◆ **Do this**:
Give the number of lines below that contain "stars", with no other output.

◆ **Input material**:
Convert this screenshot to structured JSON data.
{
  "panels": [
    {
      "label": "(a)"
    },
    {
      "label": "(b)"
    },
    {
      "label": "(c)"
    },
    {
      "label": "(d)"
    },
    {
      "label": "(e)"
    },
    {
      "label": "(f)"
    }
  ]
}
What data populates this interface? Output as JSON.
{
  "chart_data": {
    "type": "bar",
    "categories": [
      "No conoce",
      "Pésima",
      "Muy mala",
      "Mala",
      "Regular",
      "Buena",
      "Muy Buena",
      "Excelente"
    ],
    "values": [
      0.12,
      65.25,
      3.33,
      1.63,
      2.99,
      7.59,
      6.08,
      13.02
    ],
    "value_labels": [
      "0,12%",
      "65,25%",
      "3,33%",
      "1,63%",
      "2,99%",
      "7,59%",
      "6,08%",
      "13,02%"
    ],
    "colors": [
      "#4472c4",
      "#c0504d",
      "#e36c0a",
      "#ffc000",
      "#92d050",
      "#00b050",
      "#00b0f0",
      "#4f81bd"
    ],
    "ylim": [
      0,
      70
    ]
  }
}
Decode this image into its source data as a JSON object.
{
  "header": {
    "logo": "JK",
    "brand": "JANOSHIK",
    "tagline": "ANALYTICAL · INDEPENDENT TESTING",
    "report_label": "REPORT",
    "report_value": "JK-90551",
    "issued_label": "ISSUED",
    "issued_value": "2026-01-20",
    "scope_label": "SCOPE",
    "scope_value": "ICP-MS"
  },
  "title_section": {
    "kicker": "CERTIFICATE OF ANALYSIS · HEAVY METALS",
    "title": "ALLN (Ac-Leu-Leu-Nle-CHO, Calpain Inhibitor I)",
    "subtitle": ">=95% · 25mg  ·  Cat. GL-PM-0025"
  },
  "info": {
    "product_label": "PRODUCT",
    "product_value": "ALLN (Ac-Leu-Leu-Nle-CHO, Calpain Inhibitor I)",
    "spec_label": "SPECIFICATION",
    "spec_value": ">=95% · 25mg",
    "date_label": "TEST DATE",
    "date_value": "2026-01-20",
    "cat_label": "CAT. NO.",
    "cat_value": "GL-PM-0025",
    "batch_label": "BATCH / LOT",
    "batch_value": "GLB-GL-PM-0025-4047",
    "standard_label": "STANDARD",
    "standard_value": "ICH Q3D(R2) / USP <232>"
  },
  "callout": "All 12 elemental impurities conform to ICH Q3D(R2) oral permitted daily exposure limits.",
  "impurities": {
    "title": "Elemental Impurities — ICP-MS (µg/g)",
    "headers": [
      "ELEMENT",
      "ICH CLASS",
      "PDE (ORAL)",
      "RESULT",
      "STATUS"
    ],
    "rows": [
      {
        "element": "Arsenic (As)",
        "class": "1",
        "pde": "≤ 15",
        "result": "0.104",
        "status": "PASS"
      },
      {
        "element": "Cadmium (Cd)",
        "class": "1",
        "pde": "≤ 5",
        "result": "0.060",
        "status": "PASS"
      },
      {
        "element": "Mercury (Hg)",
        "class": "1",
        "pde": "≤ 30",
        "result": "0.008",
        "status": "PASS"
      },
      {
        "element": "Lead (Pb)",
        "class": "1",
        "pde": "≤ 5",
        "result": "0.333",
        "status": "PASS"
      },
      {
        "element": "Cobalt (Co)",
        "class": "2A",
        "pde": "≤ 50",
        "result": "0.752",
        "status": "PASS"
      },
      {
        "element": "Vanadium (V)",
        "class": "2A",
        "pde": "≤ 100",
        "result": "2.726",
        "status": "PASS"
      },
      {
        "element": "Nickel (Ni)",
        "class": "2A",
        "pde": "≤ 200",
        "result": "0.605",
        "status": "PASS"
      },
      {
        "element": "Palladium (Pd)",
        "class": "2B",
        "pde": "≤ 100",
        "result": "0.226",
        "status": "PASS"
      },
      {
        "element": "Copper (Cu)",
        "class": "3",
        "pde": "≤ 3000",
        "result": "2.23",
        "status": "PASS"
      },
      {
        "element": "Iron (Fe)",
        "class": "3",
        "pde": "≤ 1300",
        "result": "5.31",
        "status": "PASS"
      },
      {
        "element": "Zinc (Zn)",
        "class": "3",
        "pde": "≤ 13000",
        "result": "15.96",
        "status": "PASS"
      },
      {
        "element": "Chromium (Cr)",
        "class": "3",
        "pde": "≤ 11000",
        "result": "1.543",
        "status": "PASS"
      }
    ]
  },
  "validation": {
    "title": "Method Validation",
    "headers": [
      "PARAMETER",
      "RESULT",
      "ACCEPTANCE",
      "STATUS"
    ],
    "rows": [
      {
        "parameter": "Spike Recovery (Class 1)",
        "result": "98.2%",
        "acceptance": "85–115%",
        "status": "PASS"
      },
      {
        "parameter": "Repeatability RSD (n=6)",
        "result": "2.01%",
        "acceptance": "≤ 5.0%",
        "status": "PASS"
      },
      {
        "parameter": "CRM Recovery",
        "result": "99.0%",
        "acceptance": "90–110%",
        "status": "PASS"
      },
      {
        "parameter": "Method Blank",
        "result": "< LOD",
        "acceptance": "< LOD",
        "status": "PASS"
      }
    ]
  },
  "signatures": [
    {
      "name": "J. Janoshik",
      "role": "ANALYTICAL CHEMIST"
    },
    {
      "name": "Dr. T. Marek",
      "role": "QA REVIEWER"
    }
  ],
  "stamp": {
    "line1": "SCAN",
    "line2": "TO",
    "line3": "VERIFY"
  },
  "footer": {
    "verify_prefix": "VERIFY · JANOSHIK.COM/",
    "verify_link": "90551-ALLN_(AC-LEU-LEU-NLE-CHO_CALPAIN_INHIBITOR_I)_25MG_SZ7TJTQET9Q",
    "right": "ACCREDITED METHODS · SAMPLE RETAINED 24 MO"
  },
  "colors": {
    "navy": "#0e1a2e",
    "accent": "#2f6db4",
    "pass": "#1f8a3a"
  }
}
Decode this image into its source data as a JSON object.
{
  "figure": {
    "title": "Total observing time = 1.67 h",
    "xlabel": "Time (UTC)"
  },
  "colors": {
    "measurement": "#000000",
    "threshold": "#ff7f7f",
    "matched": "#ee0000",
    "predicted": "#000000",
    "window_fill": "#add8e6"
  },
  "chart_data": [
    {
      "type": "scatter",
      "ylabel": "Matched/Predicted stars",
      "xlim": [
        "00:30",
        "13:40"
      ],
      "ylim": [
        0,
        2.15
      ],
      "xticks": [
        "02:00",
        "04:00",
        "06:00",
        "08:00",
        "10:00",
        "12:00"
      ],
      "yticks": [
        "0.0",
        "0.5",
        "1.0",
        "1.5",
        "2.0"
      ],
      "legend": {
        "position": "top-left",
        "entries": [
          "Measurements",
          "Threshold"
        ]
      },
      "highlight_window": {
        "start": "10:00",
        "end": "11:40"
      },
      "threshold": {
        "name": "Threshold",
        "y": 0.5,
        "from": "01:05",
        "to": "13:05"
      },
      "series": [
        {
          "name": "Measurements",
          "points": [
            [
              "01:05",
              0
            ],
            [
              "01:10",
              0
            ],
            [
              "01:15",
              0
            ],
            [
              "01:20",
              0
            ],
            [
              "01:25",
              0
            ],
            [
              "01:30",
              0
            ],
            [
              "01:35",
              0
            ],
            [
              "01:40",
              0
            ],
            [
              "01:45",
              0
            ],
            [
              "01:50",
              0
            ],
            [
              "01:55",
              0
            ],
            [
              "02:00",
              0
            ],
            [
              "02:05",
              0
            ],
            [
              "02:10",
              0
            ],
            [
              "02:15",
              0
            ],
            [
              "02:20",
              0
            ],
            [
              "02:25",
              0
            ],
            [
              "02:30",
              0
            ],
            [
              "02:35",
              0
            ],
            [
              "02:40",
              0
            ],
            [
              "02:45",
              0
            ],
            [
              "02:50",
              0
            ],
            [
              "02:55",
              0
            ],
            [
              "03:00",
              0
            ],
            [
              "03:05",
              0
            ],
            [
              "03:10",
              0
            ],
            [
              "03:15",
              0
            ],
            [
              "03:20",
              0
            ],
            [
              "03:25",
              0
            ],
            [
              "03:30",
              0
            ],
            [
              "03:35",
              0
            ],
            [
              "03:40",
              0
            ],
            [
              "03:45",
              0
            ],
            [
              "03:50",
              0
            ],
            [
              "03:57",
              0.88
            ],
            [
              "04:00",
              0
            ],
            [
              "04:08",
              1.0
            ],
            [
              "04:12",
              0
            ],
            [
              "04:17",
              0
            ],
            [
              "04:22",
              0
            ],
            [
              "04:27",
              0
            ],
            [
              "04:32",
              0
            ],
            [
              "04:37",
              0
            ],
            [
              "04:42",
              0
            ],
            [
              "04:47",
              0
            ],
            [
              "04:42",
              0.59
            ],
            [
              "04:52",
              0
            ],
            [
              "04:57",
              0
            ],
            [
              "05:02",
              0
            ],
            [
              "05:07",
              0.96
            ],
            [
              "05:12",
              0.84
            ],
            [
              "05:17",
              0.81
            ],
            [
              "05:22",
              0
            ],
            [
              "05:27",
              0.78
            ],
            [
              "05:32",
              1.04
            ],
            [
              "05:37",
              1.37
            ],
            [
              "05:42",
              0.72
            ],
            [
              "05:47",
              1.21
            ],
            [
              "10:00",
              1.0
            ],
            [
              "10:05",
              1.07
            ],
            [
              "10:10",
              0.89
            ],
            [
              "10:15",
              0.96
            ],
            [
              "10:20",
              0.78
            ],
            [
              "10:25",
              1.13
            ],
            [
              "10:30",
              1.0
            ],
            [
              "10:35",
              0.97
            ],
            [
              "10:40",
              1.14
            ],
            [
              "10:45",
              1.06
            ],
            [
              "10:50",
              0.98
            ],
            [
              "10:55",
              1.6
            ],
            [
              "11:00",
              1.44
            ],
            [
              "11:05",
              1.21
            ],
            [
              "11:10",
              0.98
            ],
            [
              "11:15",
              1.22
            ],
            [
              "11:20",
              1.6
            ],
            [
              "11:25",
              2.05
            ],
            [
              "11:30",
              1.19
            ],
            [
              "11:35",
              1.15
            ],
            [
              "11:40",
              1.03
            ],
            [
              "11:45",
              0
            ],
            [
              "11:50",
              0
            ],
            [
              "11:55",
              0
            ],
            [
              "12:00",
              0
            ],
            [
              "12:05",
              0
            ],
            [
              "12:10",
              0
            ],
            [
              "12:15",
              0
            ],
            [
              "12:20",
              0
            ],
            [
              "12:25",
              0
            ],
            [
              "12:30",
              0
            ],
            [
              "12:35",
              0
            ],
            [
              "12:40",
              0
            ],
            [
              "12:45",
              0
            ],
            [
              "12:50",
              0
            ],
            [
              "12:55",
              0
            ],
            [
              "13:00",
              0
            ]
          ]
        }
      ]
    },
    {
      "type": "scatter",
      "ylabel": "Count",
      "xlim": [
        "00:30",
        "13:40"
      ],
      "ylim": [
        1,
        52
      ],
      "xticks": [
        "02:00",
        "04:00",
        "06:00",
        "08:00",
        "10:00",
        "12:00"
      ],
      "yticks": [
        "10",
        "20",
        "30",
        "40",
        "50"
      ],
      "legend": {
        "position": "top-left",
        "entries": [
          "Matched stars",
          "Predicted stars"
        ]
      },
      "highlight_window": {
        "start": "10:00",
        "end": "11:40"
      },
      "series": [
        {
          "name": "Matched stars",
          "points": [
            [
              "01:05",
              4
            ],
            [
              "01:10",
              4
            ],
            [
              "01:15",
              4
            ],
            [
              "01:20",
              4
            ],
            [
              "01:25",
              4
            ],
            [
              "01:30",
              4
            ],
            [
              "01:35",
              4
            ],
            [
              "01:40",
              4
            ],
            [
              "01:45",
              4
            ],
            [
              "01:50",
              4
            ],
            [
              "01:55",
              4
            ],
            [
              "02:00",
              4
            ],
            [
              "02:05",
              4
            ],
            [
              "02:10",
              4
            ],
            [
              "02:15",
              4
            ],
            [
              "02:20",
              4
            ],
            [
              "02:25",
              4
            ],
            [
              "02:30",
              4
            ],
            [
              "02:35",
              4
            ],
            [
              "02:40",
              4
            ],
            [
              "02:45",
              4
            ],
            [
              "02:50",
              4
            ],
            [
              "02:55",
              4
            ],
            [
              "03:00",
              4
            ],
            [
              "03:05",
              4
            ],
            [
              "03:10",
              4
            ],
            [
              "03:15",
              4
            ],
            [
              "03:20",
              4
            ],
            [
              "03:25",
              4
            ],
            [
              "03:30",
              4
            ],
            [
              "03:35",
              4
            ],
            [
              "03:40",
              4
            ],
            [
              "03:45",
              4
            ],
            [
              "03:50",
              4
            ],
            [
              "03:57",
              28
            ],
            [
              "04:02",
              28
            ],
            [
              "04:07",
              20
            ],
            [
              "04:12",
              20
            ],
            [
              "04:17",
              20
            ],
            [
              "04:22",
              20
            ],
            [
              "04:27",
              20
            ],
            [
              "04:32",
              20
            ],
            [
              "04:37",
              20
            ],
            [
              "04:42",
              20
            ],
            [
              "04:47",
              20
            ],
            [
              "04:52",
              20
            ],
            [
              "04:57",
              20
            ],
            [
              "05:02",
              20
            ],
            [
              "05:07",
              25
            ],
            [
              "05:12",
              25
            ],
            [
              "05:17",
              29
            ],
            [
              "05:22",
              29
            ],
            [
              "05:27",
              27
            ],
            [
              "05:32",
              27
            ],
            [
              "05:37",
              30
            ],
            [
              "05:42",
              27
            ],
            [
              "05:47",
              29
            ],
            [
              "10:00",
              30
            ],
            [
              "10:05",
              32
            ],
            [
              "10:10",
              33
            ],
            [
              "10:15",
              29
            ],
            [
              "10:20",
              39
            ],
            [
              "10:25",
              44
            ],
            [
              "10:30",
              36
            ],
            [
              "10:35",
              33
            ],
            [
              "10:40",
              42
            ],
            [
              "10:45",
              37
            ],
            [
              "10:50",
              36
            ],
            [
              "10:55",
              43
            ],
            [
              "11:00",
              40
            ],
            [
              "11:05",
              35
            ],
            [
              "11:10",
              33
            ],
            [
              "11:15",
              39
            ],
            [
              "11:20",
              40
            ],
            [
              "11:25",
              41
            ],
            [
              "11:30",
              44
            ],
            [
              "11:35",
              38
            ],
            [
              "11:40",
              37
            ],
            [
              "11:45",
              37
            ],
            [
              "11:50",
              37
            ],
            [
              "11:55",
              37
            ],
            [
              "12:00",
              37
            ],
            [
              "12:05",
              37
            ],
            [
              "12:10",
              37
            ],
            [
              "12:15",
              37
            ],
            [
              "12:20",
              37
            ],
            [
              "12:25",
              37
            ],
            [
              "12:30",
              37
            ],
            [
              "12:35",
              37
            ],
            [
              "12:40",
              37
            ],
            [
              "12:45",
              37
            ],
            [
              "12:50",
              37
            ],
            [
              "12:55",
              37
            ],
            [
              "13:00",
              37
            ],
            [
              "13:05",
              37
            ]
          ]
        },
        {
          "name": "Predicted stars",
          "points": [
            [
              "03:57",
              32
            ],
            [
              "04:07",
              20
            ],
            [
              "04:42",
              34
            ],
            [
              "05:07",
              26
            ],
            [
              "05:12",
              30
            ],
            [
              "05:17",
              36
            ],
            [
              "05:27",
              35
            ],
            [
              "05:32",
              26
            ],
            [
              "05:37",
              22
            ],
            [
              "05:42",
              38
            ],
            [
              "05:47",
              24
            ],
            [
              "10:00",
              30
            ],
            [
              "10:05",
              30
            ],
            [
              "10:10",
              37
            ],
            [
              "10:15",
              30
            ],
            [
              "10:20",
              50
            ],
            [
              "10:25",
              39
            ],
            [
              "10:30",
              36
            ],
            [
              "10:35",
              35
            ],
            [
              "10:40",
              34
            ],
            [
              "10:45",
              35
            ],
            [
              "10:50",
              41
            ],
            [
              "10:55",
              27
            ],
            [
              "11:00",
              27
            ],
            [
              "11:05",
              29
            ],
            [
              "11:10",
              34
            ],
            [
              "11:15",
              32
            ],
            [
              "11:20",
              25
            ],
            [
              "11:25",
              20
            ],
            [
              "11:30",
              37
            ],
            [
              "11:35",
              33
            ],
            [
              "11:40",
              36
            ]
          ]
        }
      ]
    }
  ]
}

◆ **Worked answer**:
5